## Written task
Reproduce each record exactly.

↓↓↓

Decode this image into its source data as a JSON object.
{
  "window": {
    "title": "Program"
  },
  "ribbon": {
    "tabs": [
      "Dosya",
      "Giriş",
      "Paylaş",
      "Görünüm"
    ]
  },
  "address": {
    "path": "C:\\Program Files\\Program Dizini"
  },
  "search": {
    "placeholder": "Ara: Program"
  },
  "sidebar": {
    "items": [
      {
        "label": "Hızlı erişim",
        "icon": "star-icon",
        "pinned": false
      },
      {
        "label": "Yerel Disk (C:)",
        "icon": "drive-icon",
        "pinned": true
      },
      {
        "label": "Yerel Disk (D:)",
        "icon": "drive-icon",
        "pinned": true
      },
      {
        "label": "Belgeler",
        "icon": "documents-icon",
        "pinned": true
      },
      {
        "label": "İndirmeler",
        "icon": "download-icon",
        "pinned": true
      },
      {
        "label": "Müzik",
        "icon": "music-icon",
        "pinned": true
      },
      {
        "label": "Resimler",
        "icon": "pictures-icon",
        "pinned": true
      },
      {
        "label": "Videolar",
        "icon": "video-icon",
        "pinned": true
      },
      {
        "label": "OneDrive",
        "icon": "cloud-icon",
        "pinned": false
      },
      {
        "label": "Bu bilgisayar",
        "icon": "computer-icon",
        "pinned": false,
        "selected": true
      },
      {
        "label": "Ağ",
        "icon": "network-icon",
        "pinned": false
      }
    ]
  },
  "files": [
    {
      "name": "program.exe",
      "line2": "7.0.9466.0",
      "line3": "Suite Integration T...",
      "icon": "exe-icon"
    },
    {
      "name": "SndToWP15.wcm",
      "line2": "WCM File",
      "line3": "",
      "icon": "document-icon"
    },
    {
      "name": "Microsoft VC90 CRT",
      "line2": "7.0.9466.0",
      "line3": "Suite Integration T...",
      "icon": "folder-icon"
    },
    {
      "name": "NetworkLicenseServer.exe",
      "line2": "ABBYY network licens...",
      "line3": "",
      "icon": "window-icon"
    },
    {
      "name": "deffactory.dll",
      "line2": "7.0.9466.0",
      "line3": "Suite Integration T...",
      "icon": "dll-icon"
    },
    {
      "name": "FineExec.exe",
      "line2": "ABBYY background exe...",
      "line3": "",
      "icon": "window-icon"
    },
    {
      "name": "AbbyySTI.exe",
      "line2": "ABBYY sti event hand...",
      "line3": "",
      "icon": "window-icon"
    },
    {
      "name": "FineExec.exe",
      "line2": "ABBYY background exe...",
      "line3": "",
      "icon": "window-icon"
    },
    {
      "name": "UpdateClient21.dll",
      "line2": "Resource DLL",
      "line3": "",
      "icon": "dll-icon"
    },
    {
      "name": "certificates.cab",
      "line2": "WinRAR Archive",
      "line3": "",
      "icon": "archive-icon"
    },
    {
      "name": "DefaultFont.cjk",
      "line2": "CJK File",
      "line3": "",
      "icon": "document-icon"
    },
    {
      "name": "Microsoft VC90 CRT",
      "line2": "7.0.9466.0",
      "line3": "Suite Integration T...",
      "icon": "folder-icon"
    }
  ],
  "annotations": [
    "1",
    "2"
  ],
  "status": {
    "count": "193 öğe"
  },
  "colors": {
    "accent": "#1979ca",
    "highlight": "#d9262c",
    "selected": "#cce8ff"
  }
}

↑↑↑

## Solution for this exercise
Decode this image into its source data as a JSON object.
{
  "window": {
    "title": "Program"
  },
  "ribbon": {
    "tabs": [
      "Dosya",
      "Giriş",
      "Paylaş",
      "Görünüm"
    ]
  },
  "address": {
    "path": "C:\\Program Files\\Program Dizini"
  },
  "search": {
    "placeholder": "Ara: Program"
  },
  "sidebar": {
    "items": [
      {
        "label": "Hızlı erişim",
        "icon": "star-icon",
        "pinned": false
      },
      {
        "label": "Yerel Disk (C:)",
        "icon": "drive-icon",
        "pinned": true
      },
      {
        "label": "Yerel Disk (D:)",
        "icon": "drive-icon",
        "pinned": true
      },
      {
        "label": "Belgeler",
        "icon": "documents-icon",
        "pinned": true
      },
      {
        "label": "İndirmeler",
        "icon": "download-icon",
        "pinned": true
      },
      {
        "label": "Müzik",
        "icon": "music-icon",
        "pinned": true
      },
      {
        "label": "Resimler",
        "icon": "pictures-icon",
        "pinned": true
      },
      {
        "label": "Videolar",
        "icon": "video-icon",
        "pinned": true
      },
      {
        "label": "OneDrive",
        "icon": "cloud-icon",
        "pinned": false
      },
      {
        "label": "Bu bilgisayar",
        "icon": "computer-icon",
        "pinned": false,
        "selected": true
      },
      {
        "label": "Ağ",
        "icon": "network-icon",
        "pinned": false
      }
    ]
  },
  "files": [
    {
      "name": "program.exe",
      "line2": "7.0.9466.0",
      "line3": "Suite Integration T...",
      "icon": "exe-icon"
    },
    {
      "name": "SndToWP15.wcm",
      "line2": "WCM File",
      "line3": "",
      "icon": "document-icon"
    },
    {
      "name": "Microsoft VC90 CRT",
      "line2": "7.0.9466.0",
      "line3": "Suite Integration T...",
      "icon": "folder-icon"
    },
    {
      "name": "NetworkLicenseServer.exe",
      "line2": "ABBYY network licens...",
      "line3": "",
      "icon": "window-icon"
    },
    {
      "name": "deffactory.dll",
      "line2": "7.0.9466.0",
      "line3": "Suite Integration T...",
      "icon": "dll-icon"
    },
    {
      "name": "FineExec.exe",
      "line2": "ABBYY background exe...",
      "line3": "",
      "icon": "window-icon"
    },
    {
      "name": "AbbyySTI.exe",
      "line2": "ABBYY sti event hand...",
      "line3": "",
      "icon": "window-icon"
    },
    {
      "name": "FineExec.exe",
      "line2": "ABBYY background exe...",
      "line3": "",
      "icon": "window-icon"
    },
    {
      "name": "UpdateClient21.dll",
      "line2": "Resource DLL",
      "line3": "",
      "icon": "dll-icon"
    },
    {
      "name": "certificates.cab",
      "line2": "WinRAR Archive",
      "line3": "",
      "icon": "archive-icon"
    },
    {
      "name": "DefaultFont.cjk",
      "line2": "CJK File",
      "line3": "",
      "icon": "document-icon"
    },
    {
      "name": "Microsoft VC90 CRT",
      "line2": "7.0.9466.0",
      "line3": "Suite Integration T...",
      "icon": "folder-icon"
    }
  ],
  "annotations": [
    "1",
    "2"
  ],
  "status": {
    "count": "193 öğe"
  },
  "colors": {
    "accent": "#1979ca",
    "highlight": "#d9262c",
    "selected": "#cce8ff"
  }
}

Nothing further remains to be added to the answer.